▶ _Problem details_: Check each line of the entries below for the string "della"; copy every line where it appears.

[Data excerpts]
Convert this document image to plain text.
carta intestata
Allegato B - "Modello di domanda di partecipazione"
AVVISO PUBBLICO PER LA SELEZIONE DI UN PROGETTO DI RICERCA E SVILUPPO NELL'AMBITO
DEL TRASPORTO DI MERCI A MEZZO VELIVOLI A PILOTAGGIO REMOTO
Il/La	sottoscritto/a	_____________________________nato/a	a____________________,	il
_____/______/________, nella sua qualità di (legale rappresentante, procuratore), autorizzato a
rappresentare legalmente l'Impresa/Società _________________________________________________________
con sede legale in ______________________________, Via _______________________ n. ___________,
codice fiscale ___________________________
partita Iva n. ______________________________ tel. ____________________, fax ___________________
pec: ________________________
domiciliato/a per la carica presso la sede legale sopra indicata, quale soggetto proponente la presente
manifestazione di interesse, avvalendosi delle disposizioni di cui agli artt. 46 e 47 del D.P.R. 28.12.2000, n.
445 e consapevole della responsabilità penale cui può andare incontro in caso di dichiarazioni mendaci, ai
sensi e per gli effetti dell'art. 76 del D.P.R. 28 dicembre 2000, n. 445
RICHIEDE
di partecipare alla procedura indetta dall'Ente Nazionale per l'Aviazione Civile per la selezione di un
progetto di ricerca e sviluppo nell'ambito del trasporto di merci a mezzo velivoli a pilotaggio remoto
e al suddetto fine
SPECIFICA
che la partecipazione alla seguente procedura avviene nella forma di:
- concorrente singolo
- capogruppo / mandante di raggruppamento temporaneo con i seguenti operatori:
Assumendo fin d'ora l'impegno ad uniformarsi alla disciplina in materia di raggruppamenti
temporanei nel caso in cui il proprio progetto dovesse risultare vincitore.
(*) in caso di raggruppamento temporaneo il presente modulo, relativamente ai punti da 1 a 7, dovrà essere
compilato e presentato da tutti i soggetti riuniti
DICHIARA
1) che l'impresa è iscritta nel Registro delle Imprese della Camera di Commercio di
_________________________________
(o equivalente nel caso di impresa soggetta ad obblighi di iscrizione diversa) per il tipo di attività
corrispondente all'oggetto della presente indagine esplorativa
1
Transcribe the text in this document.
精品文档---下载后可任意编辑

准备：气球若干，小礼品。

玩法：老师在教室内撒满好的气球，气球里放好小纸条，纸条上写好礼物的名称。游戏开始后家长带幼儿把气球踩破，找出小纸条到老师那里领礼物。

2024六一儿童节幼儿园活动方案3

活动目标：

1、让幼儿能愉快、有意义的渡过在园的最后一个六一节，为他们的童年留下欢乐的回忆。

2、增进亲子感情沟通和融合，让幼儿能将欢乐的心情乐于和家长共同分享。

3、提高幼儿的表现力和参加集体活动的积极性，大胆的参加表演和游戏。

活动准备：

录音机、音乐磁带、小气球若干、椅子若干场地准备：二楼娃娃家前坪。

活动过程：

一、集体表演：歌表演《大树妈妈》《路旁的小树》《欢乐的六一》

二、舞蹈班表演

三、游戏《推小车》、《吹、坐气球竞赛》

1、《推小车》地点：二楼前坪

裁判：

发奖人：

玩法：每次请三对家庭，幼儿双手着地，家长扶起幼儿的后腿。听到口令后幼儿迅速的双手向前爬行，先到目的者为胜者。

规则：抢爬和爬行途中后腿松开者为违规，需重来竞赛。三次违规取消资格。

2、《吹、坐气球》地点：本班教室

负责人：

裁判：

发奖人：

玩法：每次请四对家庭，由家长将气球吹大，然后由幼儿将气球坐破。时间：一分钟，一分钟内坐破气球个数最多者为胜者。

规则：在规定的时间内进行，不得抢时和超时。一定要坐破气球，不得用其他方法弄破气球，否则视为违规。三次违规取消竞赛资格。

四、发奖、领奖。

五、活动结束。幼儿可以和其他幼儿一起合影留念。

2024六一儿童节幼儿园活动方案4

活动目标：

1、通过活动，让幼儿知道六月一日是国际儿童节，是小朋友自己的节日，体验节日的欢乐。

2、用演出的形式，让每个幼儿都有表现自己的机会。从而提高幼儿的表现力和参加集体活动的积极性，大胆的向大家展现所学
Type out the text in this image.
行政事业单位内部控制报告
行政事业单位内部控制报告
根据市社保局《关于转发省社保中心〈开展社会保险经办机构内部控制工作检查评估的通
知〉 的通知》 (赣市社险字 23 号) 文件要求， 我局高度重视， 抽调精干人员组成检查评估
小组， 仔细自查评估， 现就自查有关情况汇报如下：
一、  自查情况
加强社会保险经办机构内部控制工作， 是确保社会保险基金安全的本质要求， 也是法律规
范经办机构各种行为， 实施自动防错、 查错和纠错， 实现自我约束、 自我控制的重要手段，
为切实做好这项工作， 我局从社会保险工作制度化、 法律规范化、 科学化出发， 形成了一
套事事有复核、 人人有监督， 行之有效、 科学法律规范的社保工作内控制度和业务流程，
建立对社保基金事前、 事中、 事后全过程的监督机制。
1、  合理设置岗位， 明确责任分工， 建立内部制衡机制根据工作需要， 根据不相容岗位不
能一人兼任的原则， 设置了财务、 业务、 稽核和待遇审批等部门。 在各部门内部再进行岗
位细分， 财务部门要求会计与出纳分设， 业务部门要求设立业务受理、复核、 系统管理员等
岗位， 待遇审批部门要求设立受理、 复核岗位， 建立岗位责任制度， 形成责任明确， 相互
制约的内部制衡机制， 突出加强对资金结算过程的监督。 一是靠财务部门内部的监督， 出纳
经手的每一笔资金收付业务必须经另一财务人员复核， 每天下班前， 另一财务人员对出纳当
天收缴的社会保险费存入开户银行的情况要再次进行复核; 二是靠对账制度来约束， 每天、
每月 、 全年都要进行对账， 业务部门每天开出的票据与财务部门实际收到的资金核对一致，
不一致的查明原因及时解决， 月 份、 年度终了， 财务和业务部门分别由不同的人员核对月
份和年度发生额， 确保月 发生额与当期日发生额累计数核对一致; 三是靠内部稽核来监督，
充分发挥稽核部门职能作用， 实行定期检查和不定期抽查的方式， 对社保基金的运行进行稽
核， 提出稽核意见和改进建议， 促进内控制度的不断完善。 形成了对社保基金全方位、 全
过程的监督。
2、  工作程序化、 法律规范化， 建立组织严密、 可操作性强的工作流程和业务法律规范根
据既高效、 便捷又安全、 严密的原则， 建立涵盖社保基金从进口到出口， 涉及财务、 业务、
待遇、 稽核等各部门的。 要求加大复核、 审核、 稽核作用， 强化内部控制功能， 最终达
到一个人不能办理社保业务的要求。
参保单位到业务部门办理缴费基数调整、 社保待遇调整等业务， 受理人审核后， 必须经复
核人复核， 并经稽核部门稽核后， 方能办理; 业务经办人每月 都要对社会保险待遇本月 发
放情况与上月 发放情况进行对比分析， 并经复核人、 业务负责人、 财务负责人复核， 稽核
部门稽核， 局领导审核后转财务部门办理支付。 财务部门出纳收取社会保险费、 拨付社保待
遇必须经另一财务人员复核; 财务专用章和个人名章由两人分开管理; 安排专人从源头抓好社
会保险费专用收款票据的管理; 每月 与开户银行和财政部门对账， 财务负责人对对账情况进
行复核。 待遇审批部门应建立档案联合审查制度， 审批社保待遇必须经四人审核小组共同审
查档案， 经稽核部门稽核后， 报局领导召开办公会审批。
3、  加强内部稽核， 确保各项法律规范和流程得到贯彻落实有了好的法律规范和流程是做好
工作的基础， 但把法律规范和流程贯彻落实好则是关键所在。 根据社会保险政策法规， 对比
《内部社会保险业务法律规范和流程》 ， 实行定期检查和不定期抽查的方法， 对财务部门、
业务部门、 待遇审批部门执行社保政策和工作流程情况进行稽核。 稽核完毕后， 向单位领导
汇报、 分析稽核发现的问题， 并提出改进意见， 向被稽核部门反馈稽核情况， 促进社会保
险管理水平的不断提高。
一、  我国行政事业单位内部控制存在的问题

▶ _Result of the task_:
445 e consapevole della responsabilità penale cui può andare incontro in caso di dichiarazioni mendaci, ai
1) che l'impresa è iscritta nel Registro delle Imprese della Camera di Commercio di
corrispondente all'oggetto della presente indagine esplorativa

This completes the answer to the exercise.